[Aim]
Please rewrite the rows from the start through the line that contains "o-ring-18 bbox=[792, 909, 816, 927]", replacing "washer" with "spacer" and leaving everything else unchanged.

[Element box records]
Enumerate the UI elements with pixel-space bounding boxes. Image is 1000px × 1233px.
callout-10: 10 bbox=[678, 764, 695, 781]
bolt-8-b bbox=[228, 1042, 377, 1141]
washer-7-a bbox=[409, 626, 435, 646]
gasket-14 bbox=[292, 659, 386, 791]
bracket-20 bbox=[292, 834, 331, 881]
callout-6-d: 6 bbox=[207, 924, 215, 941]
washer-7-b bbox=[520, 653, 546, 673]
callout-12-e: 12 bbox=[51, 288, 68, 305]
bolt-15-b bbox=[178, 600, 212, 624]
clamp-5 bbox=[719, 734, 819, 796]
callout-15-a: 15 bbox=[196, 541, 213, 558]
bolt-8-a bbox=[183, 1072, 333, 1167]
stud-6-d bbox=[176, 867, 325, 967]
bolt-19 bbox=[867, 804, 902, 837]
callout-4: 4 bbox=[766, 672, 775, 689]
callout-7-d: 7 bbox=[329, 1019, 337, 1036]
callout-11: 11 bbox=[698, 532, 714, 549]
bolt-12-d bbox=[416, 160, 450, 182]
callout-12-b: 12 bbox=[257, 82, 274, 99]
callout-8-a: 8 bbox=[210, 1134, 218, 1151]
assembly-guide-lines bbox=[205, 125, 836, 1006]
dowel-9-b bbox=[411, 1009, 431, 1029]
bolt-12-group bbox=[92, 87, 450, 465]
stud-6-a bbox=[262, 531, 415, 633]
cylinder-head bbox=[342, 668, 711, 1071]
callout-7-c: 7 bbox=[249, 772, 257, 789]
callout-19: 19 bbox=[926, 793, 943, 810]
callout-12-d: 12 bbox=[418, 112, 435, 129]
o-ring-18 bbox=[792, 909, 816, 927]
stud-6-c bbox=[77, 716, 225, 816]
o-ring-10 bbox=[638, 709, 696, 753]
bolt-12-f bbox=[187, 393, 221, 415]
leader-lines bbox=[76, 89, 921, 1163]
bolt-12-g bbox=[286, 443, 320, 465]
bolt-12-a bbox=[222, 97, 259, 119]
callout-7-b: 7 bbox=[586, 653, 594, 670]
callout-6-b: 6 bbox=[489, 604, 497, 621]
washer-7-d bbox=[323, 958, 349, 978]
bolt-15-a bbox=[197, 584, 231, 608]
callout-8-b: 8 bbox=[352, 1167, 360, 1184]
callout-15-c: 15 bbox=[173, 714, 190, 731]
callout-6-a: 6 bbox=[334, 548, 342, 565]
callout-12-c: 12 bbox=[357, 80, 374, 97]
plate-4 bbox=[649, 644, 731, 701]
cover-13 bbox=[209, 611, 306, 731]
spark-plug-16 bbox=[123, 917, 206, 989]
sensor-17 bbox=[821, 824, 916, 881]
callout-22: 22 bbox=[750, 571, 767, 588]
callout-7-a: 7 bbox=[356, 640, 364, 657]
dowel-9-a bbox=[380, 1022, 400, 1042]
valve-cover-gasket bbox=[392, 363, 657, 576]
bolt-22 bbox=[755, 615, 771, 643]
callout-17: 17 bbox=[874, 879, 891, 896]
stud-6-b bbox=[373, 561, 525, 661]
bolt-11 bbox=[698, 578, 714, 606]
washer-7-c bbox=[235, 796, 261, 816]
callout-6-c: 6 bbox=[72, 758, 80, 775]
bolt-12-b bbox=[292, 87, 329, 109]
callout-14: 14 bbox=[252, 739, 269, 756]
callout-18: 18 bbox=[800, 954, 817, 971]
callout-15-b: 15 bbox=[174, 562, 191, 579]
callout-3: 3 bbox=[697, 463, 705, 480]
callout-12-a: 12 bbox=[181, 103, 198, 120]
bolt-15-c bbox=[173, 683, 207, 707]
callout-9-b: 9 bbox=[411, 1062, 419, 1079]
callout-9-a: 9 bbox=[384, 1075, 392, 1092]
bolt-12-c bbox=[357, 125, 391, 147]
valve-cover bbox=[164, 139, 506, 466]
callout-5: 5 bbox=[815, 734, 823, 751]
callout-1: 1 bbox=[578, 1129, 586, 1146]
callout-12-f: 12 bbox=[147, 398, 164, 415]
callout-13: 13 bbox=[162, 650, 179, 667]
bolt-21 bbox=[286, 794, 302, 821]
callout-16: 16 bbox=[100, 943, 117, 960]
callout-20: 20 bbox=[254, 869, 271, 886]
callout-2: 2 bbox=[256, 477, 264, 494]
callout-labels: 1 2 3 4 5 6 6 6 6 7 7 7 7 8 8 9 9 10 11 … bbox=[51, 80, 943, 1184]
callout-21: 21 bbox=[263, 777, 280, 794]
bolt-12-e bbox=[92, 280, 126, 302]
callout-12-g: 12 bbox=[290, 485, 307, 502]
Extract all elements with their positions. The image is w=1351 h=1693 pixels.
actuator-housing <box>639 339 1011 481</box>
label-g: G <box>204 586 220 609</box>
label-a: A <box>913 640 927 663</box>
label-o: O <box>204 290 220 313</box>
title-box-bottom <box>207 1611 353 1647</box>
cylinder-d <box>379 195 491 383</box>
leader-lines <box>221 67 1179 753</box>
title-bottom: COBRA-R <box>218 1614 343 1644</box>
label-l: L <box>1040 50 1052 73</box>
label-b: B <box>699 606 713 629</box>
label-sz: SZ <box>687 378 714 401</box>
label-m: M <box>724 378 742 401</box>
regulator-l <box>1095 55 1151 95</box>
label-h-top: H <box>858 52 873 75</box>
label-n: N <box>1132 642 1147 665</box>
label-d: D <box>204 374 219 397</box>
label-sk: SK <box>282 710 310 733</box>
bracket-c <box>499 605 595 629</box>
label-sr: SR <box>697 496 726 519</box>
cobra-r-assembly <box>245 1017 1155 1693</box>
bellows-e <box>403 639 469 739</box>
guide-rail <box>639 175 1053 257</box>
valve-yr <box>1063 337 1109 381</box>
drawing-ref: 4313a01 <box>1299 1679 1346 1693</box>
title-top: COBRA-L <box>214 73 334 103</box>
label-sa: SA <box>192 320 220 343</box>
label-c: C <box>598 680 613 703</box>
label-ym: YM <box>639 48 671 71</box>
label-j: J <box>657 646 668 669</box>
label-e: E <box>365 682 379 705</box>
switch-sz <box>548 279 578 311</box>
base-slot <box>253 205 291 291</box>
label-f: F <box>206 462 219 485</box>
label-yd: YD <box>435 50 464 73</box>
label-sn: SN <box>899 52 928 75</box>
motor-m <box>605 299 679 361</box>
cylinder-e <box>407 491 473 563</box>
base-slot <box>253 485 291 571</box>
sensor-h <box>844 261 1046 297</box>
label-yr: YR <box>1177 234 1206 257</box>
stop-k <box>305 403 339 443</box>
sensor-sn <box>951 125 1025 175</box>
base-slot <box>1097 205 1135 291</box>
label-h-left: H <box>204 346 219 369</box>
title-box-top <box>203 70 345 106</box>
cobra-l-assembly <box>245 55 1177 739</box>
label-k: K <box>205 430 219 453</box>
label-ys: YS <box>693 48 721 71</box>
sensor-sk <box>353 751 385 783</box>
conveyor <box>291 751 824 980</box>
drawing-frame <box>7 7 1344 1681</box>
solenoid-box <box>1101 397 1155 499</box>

[The output]
Enumerate the UI elements with pixel-space bounding boxes. Image is 1000px × 1233px.
callout-10: 10 bbox=[678, 764, 695, 781]
bolt-8-b bbox=[228, 1042, 377, 1141]
spacer-7-a bbox=[409, 626, 435, 646]
gasket-14 bbox=[292, 659, 386, 791]
bracket-20 bbox=[292, 834, 331, 881]
callout-6-d: 6 bbox=[207, 924, 215, 941]
spacer-7-b bbox=[520, 653, 546, 673]
callout-12-e: 12 bbox=[51, 288, 68, 305]
bolt-15-b bbox=[178, 600, 212, 624]
clamp-5 bbox=[719, 734, 819, 796]
callout-15-a: 15 bbox=[196, 541, 213, 558]
bolt-8-a bbox=[183, 1072, 333, 1167]
stud-6-d bbox=[176, 867, 325, 967]
bolt-19 bbox=[867, 804, 902, 837]
callout-4: 4 bbox=[766, 672, 775, 689]
callout-7-d: 7 bbox=[329, 1019, 337, 1036]
callout-11: 11 bbox=[698, 532, 714, 549]
bolt-12-d bbox=[416, 160, 450, 182]
callout-12-b: 12 bbox=[257, 82, 274, 99]
callout-8-a: 8 bbox=[210, 1134, 218, 1151]
assembly-guide-lines bbox=[205, 125, 836, 1006]
dowel-9-b bbox=[411, 1009, 431, 1029]
bolt-12-group bbox=[92, 87, 450, 465]
stud-6-a bbox=[262, 531, 415, 633]
cylinder-head bbox=[342, 668, 711, 1071]
callout-7-c: 7 bbox=[249, 772, 257, 789]
callout-19: 19 bbox=[926, 793, 943, 810]
callout-12-d: 12 bbox=[418, 112, 435, 129]
o-ring-18 bbox=[792, 909, 816, 927]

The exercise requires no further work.